» **CONSEGNA**
Risponda alle seguenti domande sul brano relativo ai minatori sudafricani.
(a) Quale percentuale di minatori ieri non ha ripreso a lavorare?
(b) Che cosa ricorda il Ministro della Polizia sudafricano per sostenere che l'ultimatum va sospeso?
(c) Che cosa ha denunciato la Amcu?

» **BRANO PROPOSTO**
Tra la fame e la morte, la lotta dei minatori sudafricani



Resistono, decisi e armati: il 70% dei minatori ieri non ha ripreso a lavorare e non intende farlo nemmeno oggi.


La tensione è alta e il Ministro della Polizia sudafricano prova a prendere tempo ricordando che questa è la settimana del lutto nazionale e che l’ultimatum va sospeso. I due sindacati che si contendono i voti dei lavoratoi e che si sono accusati a vicenda di aver soffiato sul fuoco, continuano: la NUM, la sigla storica, ha chiesto alla polizia di garantire un rientro sicuro per i lavoratori sin da subito, anche se poi ha chiesto un rinvio dell’ultimatum al fine settimana. La Amcu, il sindacato in crescita ma minoritario e non ammesso alle trattative, ha denunciato di aver ricevuto telefonate intimidatorie e di non considerare sicuri i propri iscritti.

» **MATERIALE MOSTRATO**

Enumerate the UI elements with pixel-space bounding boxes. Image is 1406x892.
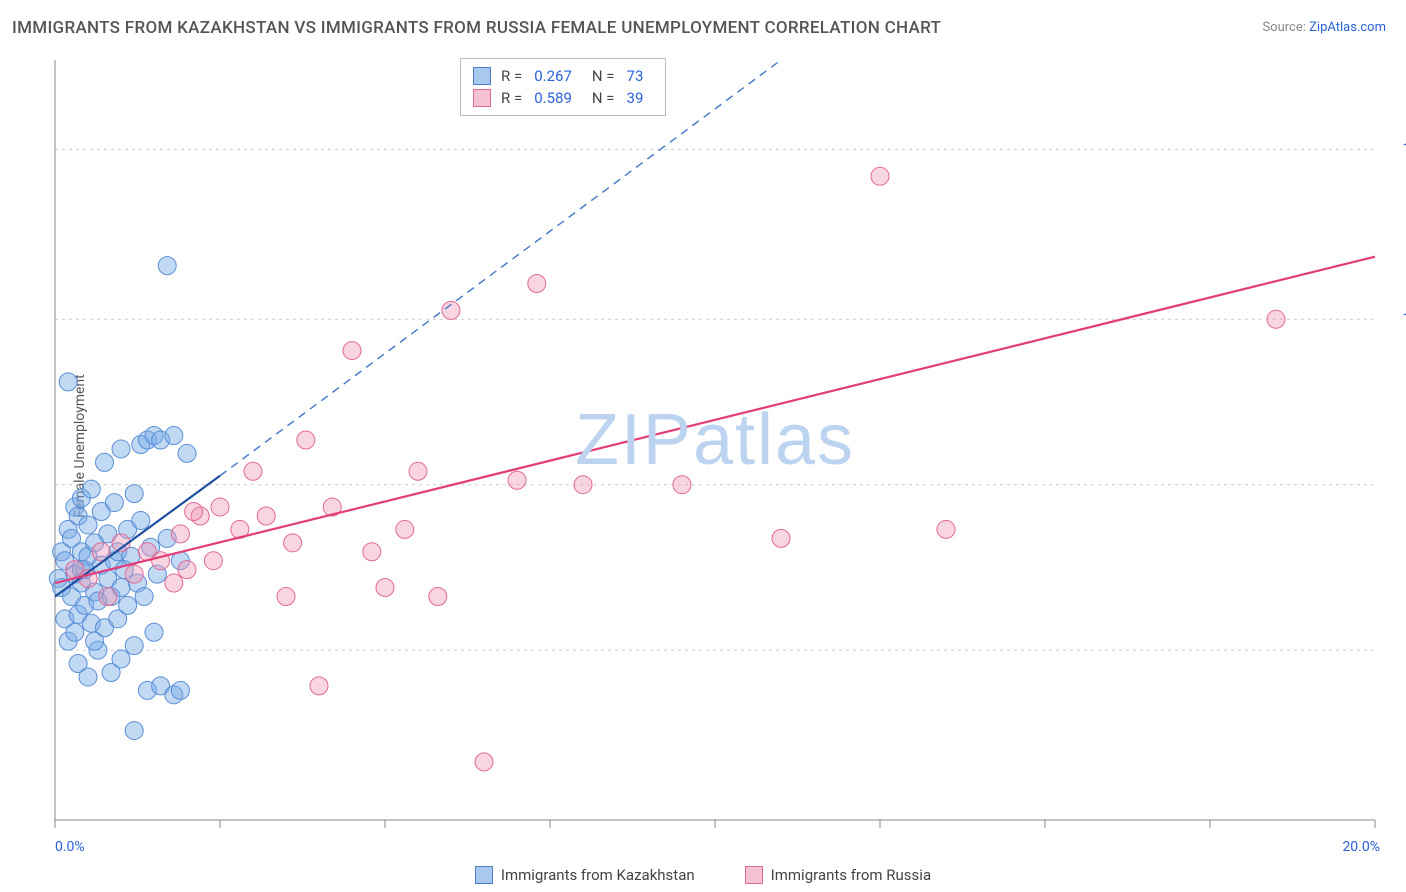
source-attribution: Source: ZipAtlas.com [1262, 20, 1386, 35]
legend-label-russia: Immigrants from Russia [771, 866, 931, 884]
legend-item-russia: Immigrants from Russia [745, 866, 931, 884]
scatter-svg [50, 55, 1380, 825]
n-label: N = [592, 67, 615, 85]
stats-row-kazakhstan: R = 0.267 N = 73 [473, 65, 653, 87]
n-value-kazakhstan: 73 [627, 67, 644, 85]
r-value-russia: 0.589 [534, 89, 572, 107]
y-tick-label: 15.0% [1402, 141, 1406, 157]
chart-container: IMMIGRANTS FROM KAZAKHSTAN VS IMMIGRANTS… [0, 0, 1406, 892]
legend-item-kazakhstan: Immigrants from Kazakhstan [475, 866, 695, 884]
legend-label-kazakhstan: Immigrants from Kazakhstan [501, 866, 695, 884]
bottom-legend: Immigrants from Kazakhstan Immigrants fr… [0, 866, 1406, 884]
r-value-kazakhstan: 0.267 [534, 67, 572, 85]
chart-title: IMMIGRANTS FROM KAZAKHSTAN VS IMMIGRANTS… [12, 18, 941, 38]
swatch-kazakhstan-icon [473, 67, 491, 85]
n-label: N = [592, 89, 615, 107]
r-label: R = [501, 67, 522, 85]
stats-legend-box: R = 0.267 N = 73 R = 0.589 N = 39 [460, 58, 666, 116]
y-tick-label: 11.2% [1402, 311, 1406, 327]
stats-row-russia: R = 0.589 N = 39 [473, 87, 653, 109]
legend-swatch-kazakhstan-icon [475, 866, 493, 884]
x-tick-label: 0.0% [55, 839, 85, 855]
legend-swatch-russia-icon [745, 866, 763, 884]
plot-area: ZIPatlas R = 0.267 N = 73 R = 0.589 N = … [50, 55, 1380, 825]
x-tick-label: 20.0% [1342, 839, 1380, 855]
source-link[interactable]: ZipAtlas.com [1309, 20, 1386, 35]
n-value-russia: 39 [627, 89, 644, 107]
swatch-russia-icon [473, 89, 491, 107]
source-label: Source: [1262, 20, 1305, 35]
r-label: R = [501, 89, 522, 107]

» **SOLUZIONE**
(a) Il 70% dei minatori.
(b) Ricorda che questa è la settimana del lutto nazionale.
(c) Ha denunciato di aver ricevuto telefonate intimidatorie e di non considerare sicuri i propri iscritti.